BEGIN Data excerpts

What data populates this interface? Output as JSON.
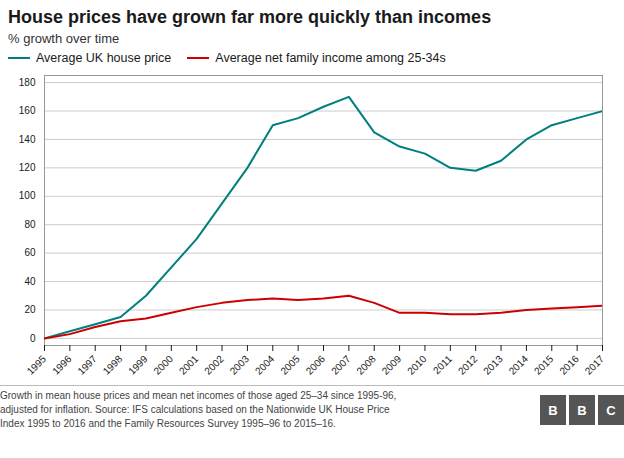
{
  "chart_data": {
    "type": "line",
    "title": "House prices have grown far more quickly than incomes",
    "subtitle": "% growth over time",
    "x": [
      1995,
      1996,
      1997,
      1998,
      1999,
      2000,
      2001,
      2002,
      2003,
      2004,
      2005,
      2006,
      2007,
      2008,
      2009,
      2010,
      2011,
      2012,
      2013,
      2014,
      2015,
      2016,
      2017
    ],
    "series": [
      {
        "name": "Average UK house price",
        "color": "#007f7f",
        "values": [
          0,
          5,
          10,
          15,
          30,
          50,
          70,
          95,
          120,
          150,
          155,
          163,
          170,
          145,
          135,
          130,
          120,
          118,
          125,
          140,
          150,
          155,
          160
        ]
      },
      {
        "name": "Average net family income among 25-34s",
        "color": "#cc0000",
        "values": [
          0,
          3,
          8,
          12,
          14,
          18,
          22,
          25,
          27,
          28,
          27,
          28,
          30,
          25,
          18,
          18,
          17,
          17,
          18,
          20,
          21,
          22,
          23
        ]
      }
    ],
    "xlim": [
      1995,
      2017
    ],
    "xticks": [
      1995,
      1996,
      1997,
      1998,
      1999,
      2000,
      2001,
      2002,
      2003,
      2004,
      2005,
      2006,
      2007,
      2008,
      2009,
      2010,
      2011,
      2012,
      2013,
      2014,
      2015,
      2016,
      2017
    ],
    "ylim": [
      -5,
      185
    ],
    "yticks": [
      0,
      20,
      40,
      60,
      80,
      100,
      120,
      140,
      160,
      180
    ],
    "grid": true,
    "legend": "top",
    "footnote": "Growth in mean house prices and mean net incomes of those aged 25–34 since 1995-96,\nadjusted for inflation. Source: IFS calculations based on the Nationwide UK House Price\nIndex 1995 to 2016 and the Family Resources Survey 1995–96 to 2015–16.",
    "logo": "BBC"
  }
}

END Data excerpts

> **Work instructions**: Only lines with "incomes" are wanted here; list each of them.

> **Complete answer**:
    "title": "House prices have grown far more quickly than incomes",
    "footnote": "Growth in mean house prices and mean net incomes of those aged 25–34 since 1995-96,\nadjusted for inflation. Source: IFS calculations based on the Nationwide UK House Price\nIndex 1995 to 2016 and the Family Resources Survey 1995–96 to 2015–16.",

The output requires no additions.